Records for this task =>

--- Begin ---

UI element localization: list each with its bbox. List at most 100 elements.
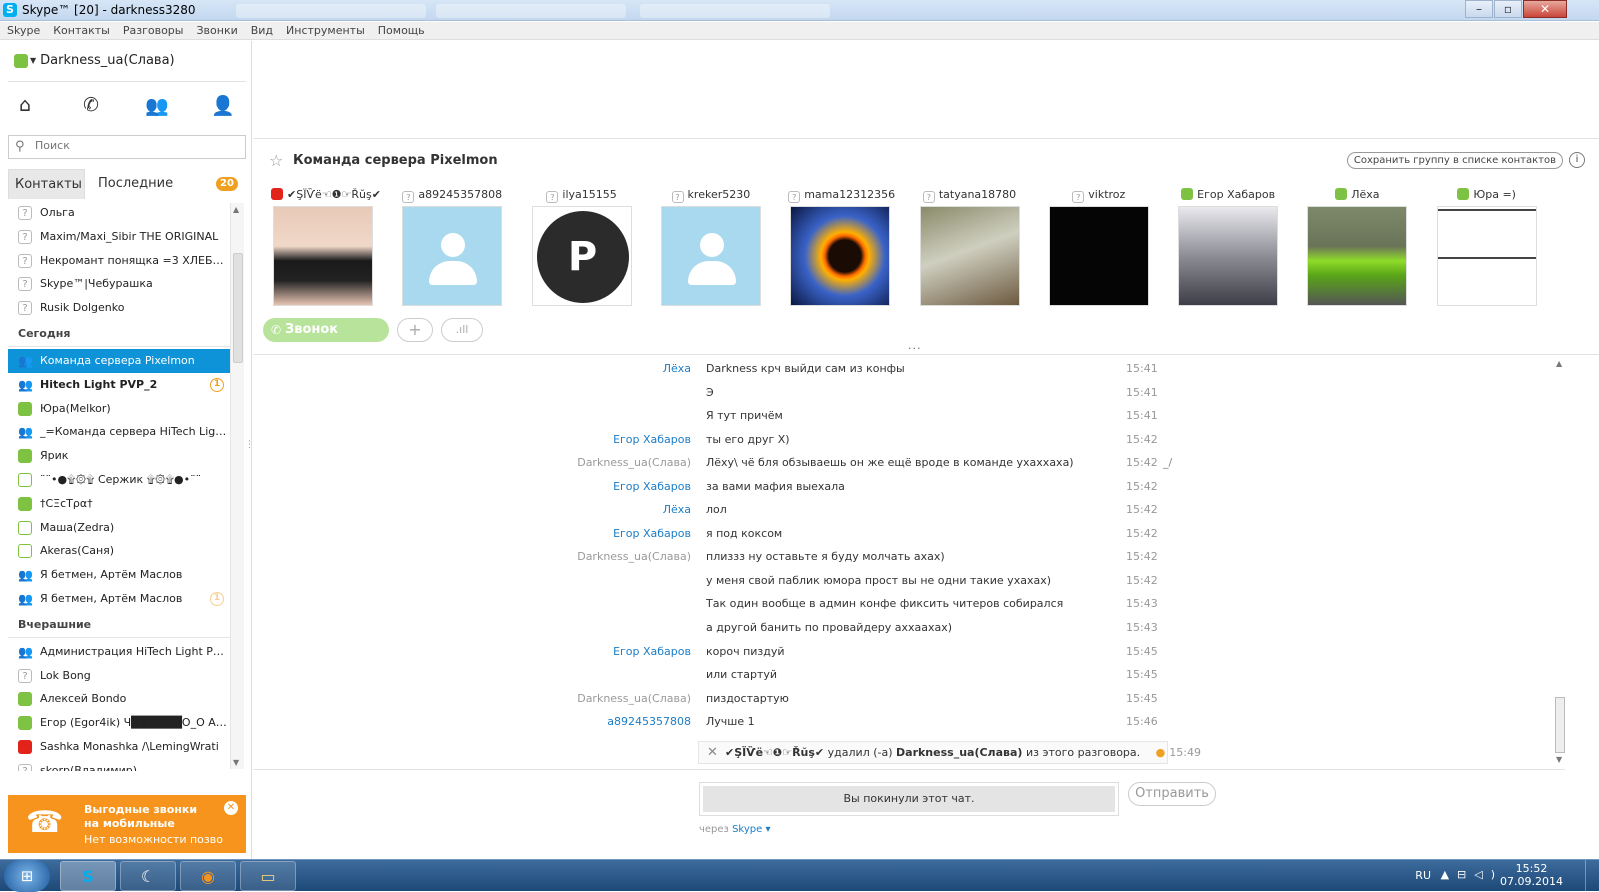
home-icon[interactable]: ⌂ — [10, 94, 40, 120]
explorer-taskbar-icon[interactable]: ▭ — [240, 861, 296, 891]
call-group-button[interactable]: ✆ Звонок группе — [263, 318, 389, 361]
message-author[interactable]: Darkness_ua(Слава) — [491, 451, 691, 475]
participant[interactable]: ? mama12312356 — [788, 186, 895, 306]
tray-icons[interactable]: ▲⊟◁) — [1441, 868, 1503, 881]
scroll-down-icon[interactable]: ▼ — [1556, 755, 1562, 764]
contact-list-item[interactable]: Алексей Bondo — [8, 687, 230, 711]
participant[interactable]: ? ilya15155 P — [530, 186, 634, 306]
menu-view[interactable]: Вид — [244, 22, 279, 37]
close-icon[interactable]: ✕ — [224, 801, 238, 815]
participant[interactable]: ? a89245357808 — [400, 186, 504, 306]
promo-banner[interactable]: ☎ Выгодные звонки на мобильные Нет возмо… — [8, 795, 246, 853]
participant[interactable]: Лёха — [1305, 186, 1409, 306]
firefox-taskbar-icon[interactable]: ◉ — [180, 861, 236, 891]
contact-list-item[interactable]: ? Maxim/Maxi_Sibir THE ORIGINAL — [8, 225, 230, 249]
system-actor[interactable]: ✔ŞÏѶё☜❶☞Řŭş✔ — [725, 746, 824, 759]
participant-avatar[interactable] — [1178, 206, 1279, 306]
search-box[interactable]: ⚲ — [8, 135, 246, 159]
call-quality-button[interactable]: .ıll — [441, 318, 483, 342]
contact-list-item[interactable]: Akeras(Саня) — [8, 539, 230, 563]
profile-name[interactable]: Darkness_ua(Слава) — [40, 53, 174, 68]
add-participant-button[interactable]: + — [397, 318, 433, 342]
add-contact-icon[interactable]: 👤 — [208, 94, 238, 120]
scroll-thumb[interactable] — [1555, 697, 1565, 753]
contact-list-item[interactable]: 👥 Я бетмен, Артём Маслов 1 — [8, 587, 230, 611]
profile-header[interactable]: ▼ Darkness_ua(Слава) — [14, 53, 175, 73]
show-desktop-button[interactable] — [1585, 860, 1599, 892]
contact-list-item[interactable]: ? Некромант понящка =3 ХЛЕБУШЕК — [8, 249, 230, 273]
contact-list-item[interactable]: 👥 Команда сервера Pixelmon — [8, 348, 230, 373]
menu-skype[interactable]: Skype — [0, 22, 46, 37]
skype-taskbar-icon[interactable]: S — [60, 861, 116, 891]
contact-list-item[interactable]: ¨¨•●۩۞۩ Сержик ۩۞۩●•¨¨ — [8, 468, 230, 492]
resize-dots[interactable]: ... — [908, 339, 922, 352]
scroll-up-icon[interactable]: ▲ — [1556, 359, 1562, 368]
contact-list-item[interactable]: ? skorp(Владимир) — [8, 759, 230, 771]
app-taskbar-icon[interactable]: ☾ — [120, 861, 176, 891]
group-icon[interactable]: 👥 — [142, 94, 172, 120]
participant[interactable]: ? kreker5230 — [659, 186, 763, 306]
favorite-star-icon[interactable]: ☆ — [269, 151, 283, 170]
participant-avatar[interactable]: P — [531, 206, 632, 306]
message-author[interactable]: Лёха — [491, 357, 691, 381]
contact-list-item[interactable]: ? Lok Bong — [8, 664, 230, 688]
system-target[interactable]: Darkness_ua(Слава) — [896, 746, 1022, 759]
scroll-thumb[interactable] — [233, 253, 243, 363]
message-author[interactable]: Лёха — [491, 498, 691, 522]
message-author[interactable]: Егор Хабаров — [491, 522, 691, 546]
maximize-button[interactable]: ▫ — [1494, 0, 1522, 18]
message-author[interactable]: Darkness_ua(Слава) — [491, 687, 691, 711]
participant-avatar[interactable] — [919, 206, 1020, 306]
online-status-icon[interactable] — [14, 53, 28, 68]
contact-list-item[interactable]: Ярик — [8, 444, 230, 468]
contact-list-item[interactable]: 👥 _=Команда сервера HiTech Light P... — [8, 420, 230, 444]
contact-list-item[interactable]: Юра(Melkor) — [8, 397, 230, 421]
participant-avatar[interactable] — [660, 206, 761, 306]
participant[interactable]: ? tatyana18780 — [918, 186, 1022, 306]
message-author[interactable]: a89245357808 — [491, 710, 691, 734]
contact-list-item[interactable]: †CΞcТρα† — [8, 492, 230, 516]
message-scrollbar[interactable]: ▲ ▼ — [1553, 357, 1567, 767]
send-button[interactable]: Отправить — [1128, 782, 1216, 806]
contact-list-item[interactable]: ? Rusik Dolgenko — [8, 296, 230, 320]
contact-list-item[interactable]: 👥 Я бетмен, Артём Маслов — [8, 563, 230, 587]
tab-recent[interactable]: Последние — [92, 169, 179, 199]
participant[interactable]: ✔ŞÏѶё☜❶☞Řŭş✔ — [271, 186, 381, 306]
search-input[interactable] — [35, 139, 235, 152]
via-service-link[interactable]: Skype — [732, 824, 762, 835]
participant[interactable]: ? viktroz — [1047, 186, 1151, 306]
message-author[interactable]: Егор Хабаров — [491, 428, 691, 452]
participant-avatar[interactable] — [1307, 206, 1408, 306]
message-input[interactable]: Вы покинули этот чат. — [699, 782, 1119, 816]
participant[interactable]: Егор Хабаров — [1176, 186, 1280, 306]
tab-contacts[interactable]: Контакты — [8, 169, 85, 199]
chevron-down-icon[interactable]: ▼ — [30, 56, 36, 65]
contact-list-item[interactable]: 👥 Hitech Light PVP_2 1 — [8, 373, 230, 397]
chevron-down-icon[interactable]: ▾ — [765, 824, 770, 835]
contact-list-item[interactable]: ? Skype™|Чебурашка — [8, 272, 230, 296]
close-icon[interactable]: ✕ — [707, 742, 718, 763]
contact-list-item[interactable]: 👥 Администрация HiTech Light PvP-P... — [8, 640, 230, 664]
menu-contacts[interactable]: Контакты — [46, 22, 116, 37]
contact-list-item[interactable]: Маша(Zedra) — [8, 516, 230, 540]
scroll-down-icon[interactable]: ▼ — [233, 758, 239, 767]
contact-list-item[interactable]: ? Ольга — [8, 201, 230, 225]
menu-calls[interactable]: Звонки — [189, 22, 243, 37]
participant-avatar[interactable] — [1048, 206, 1149, 306]
contact-list-item[interactable]: Sashka Monashka /\LemingWrati — [8, 735, 230, 759]
participant-avatar[interactable] — [790, 206, 891, 306]
participant-avatar[interactable] — [1436, 206, 1537, 306]
participant[interactable]: Юра =) — [1435, 186, 1539, 306]
contact-list-scrollbar[interactable]: ▲ ▼ — [230, 203, 244, 769]
scroll-up-icon[interactable]: ▲ — [233, 205, 239, 214]
start-button[interactable]: ⊞ — [4, 860, 50, 892]
clock[interactable]: 15:52 07.09.2014 — [1500, 862, 1563, 888]
message-author[interactable]: Егор Хабаров — [491, 640, 691, 664]
language-indicator[interactable]: RU — [1415, 869, 1431, 882]
message-author[interactable]: Егор Хабаров — [491, 475, 691, 499]
close-button[interactable]: ✕ — [1523, 0, 1567, 18]
message-author[interactable]: Darkness_ua(Слава) — [491, 545, 691, 569]
participant-avatar[interactable] — [273, 206, 373, 306]
menu-conversations[interactable]: Разговоры — [116, 22, 190, 37]
minimize-button[interactable]: – — [1465, 0, 1493, 18]
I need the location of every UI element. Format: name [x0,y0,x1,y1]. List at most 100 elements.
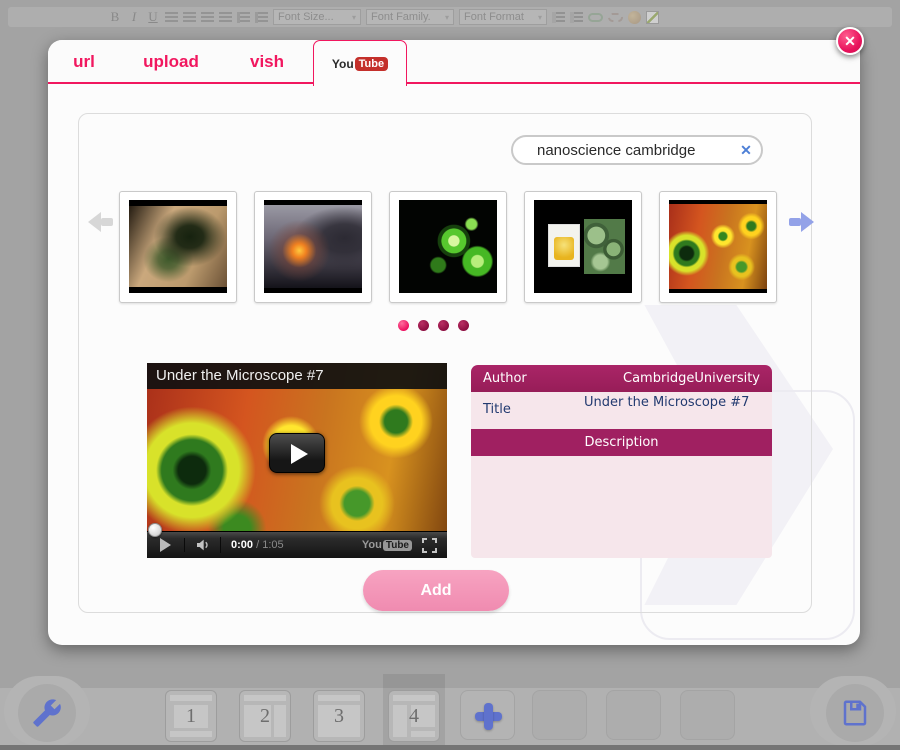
clear-search-icon[interactable]: ✕ [731,142,761,159]
video-thumbnail-2[interactable] [254,191,372,303]
tab-youtube[interactable]: You Tube [313,40,407,86]
font-format-label: Font Format [464,11,524,23]
player-control-bar: 0:00 / 1:05 You Tube [147,531,447,558]
colorful-surface-micrograph [669,204,767,289]
video-thumbnail-1[interactable] [119,191,237,303]
youtube-logo-tube: Tube [383,540,412,551]
add-slide-button[interactable] [460,690,515,740]
author-label: Author [483,371,527,386]
play-icon [160,538,171,552]
arrow-tail [789,218,801,226]
carousel-prev-arrow-icon[interactable] [88,211,113,233]
slide-number: 2 [240,691,290,743]
duration: 1:05 [262,539,283,551]
micrograph-image [584,219,625,275]
youtube-search-panel: nanoscience cambridge ✕ [78,113,812,613]
settings-wrench-button[interactable] [18,684,76,742]
chevron-down-icon: ▾ [352,13,356,22]
save-floppy-icon [840,698,870,728]
close-button[interactable]: ✕ [836,27,864,55]
author-value: CambridgeUniversity [623,371,760,386]
screen-bottom-edge [0,745,900,750]
green-glowing-keys [399,200,497,293]
font-format-dropdown[interactable]: Font Format ▾ [459,9,547,25]
remove-link-icon[interactable] [608,13,623,22]
beer-glass-image [548,224,580,267]
arrow-head [801,212,814,232]
slide-thumbnail-4[interactable]: 4 [388,690,440,742]
bold-button[interactable]: B [108,9,122,25]
slide-number: 4 [389,691,439,743]
modal-tab-bar: url upload vish You Tube [48,40,860,84]
volume-button[interactable] [185,537,221,553]
font-size-label: Font Size... [278,11,334,23]
hands-holding-green-device [129,206,227,287]
description-body [471,456,772,558]
chevron-down-icon: ▾ [538,13,542,22]
slide-thumbnail-2[interactable]: 2 [239,690,291,742]
slide-thumbnail-1[interactable]: 1 [165,690,217,742]
carousel-pagination [398,320,469,331]
page-dot-4[interactable] [458,320,469,331]
video-thumbnail-5[interactable] [659,191,777,303]
youtube-watermark[interactable]: You Tube [362,539,412,551]
video-thumbnail-4[interactable] [524,191,642,303]
insert-link-icon[interactable] [588,13,603,22]
tab-upload[interactable]: upload [134,40,208,84]
underline-button[interactable]: U [146,9,160,25]
save-button[interactable] [826,684,884,742]
play-button[interactable] [147,538,185,552]
page-dot-1[interactable] [398,320,409,331]
play-icon [291,444,308,464]
thumbnail-frame [534,200,632,293]
add-button[interactable]: Add [363,570,509,611]
thumbnail-frame [264,200,362,293]
big-play-button[interactable] [269,433,325,473]
arrow-tail [101,218,113,226]
search-value: nanoscience cambridge [513,142,731,159]
italic-button[interactable]: I [127,9,141,25]
title-label: Title [483,395,511,426]
page-dot-3[interactable] [438,320,449,331]
winter-sunset-with-trees [264,205,362,288]
plus-icon [484,703,493,730]
description-header: Description [471,429,772,456]
video-title-overlay: Under the Microscope #7 [147,363,447,389]
empty-slide-slot [532,690,587,740]
scrubber-handle[interactable] [148,523,162,537]
color-palette-icon[interactable] [628,11,641,24]
page-dot-2[interactable] [418,320,429,331]
youtube-logo-you: You [362,539,382,551]
tab-url[interactable]: url [56,40,112,84]
arrow-head [88,212,101,232]
font-size-dropdown[interactable]: Font Size... ▾ [273,9,361,25]
unordered-list-icon[interactable] [255,12,268,23]
insert-video-modal: ✕ url upload vish You Tube nanoscience c… [48,40,860,645]
outdent-icon[interactable] [552,12,565,23]
speaker-icon [195,537,211,553]
empty-slide-slot [606,690,661,740]
align-left-icon[interactable] [165,12,178,23]
font-family-dropdown[interactable]: Font Family. ▾ [366,9,454,25]
video-details-table: Author CambridgeUniversity Title Under t… [471,365,772,558]
video-preview-player: Under the Microscope #7 0:00 / 1:05 You … [147,363,447,558]
tab-vish[interactable]: vish [234,40,300,84]
align-right-icon[interactable] [201,12,214,23]
title-row: Title Under the Microscope #7 [471,392,772,429]
fullscreen-icon[interactable] [422,538,437,553]
font-family-label: Font Family. [371,11,431,23]
slide-thumbnail-3[interactable]: 3 [313,690,365,742]
indent-icon[interactable] [570,12,583,23]
ordered-list-icon[interactable] [237,12,250,23]
editor-toolbar: B I U Font Size... ▾ Font Family. ▾ Font… [8,7,892,27]
search-input[interactable]: nanoscience cambridge ✕ [511,135,763,165]
slide-number: 3 [314,691,364,743]
video-thumbnail-3[interactable] [389,191,507,303]
edit-page-icon[interactable] [646,11,659,24]
align-justify-icon[interactable] [219,12,232,23]
carousel-next-arrow-icon[interactable] [789,211,814,233]
time-divider: / [256,539,259,551]
align-center-icon[interactable] [183,12,196,23]
youtube-logo-you: You [332,57,354,71]
author-row: Author CambridgeUniversity [471,365,772,392]
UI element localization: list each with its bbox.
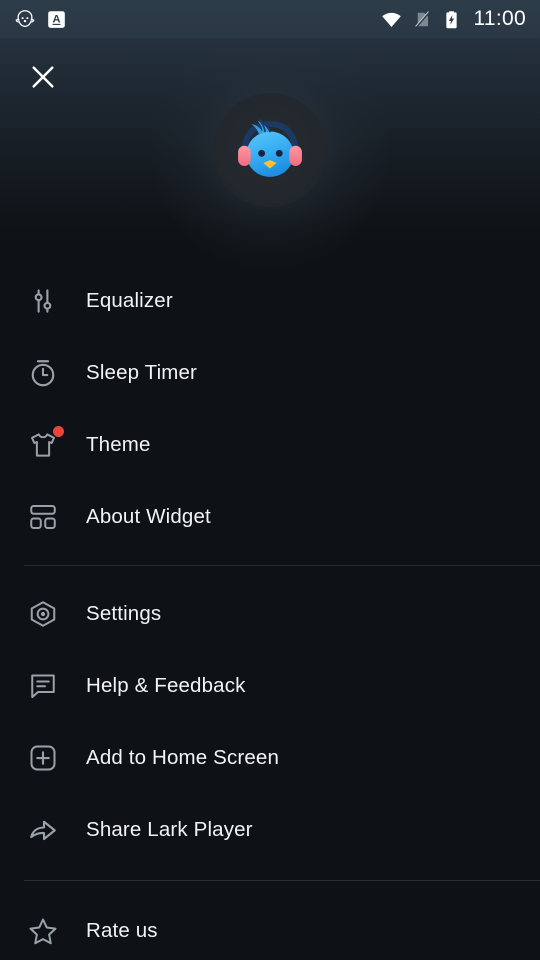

--- End ---

Instruction => Rewrite the lines from the one containing "home-icon[interactable]: ⌂ —" through the one containing "tray-icons[interactable]: ▲⊟◁) —", both included, with "participant" changed to "member" and everything else left the same.

Solution below =>
home-icon[interactable]: ⌂ — [10, 94, 40, 120]
explorer-taskbar-icon[interactable]: ▭ — [240, 861, 296, 891]
call-group-button[interactable]: ✆ Звонок группе — [263, 318, 389, 361]
message-author[interactable]: Darkness_ua(Слава) — [491, 451, 691, 475]
member[interactable]: ? mama12312356 — [788, 186, 895, 306]
tray-icons[interactable]: ▲⊟◁) — [1441, 868, 1503, 881]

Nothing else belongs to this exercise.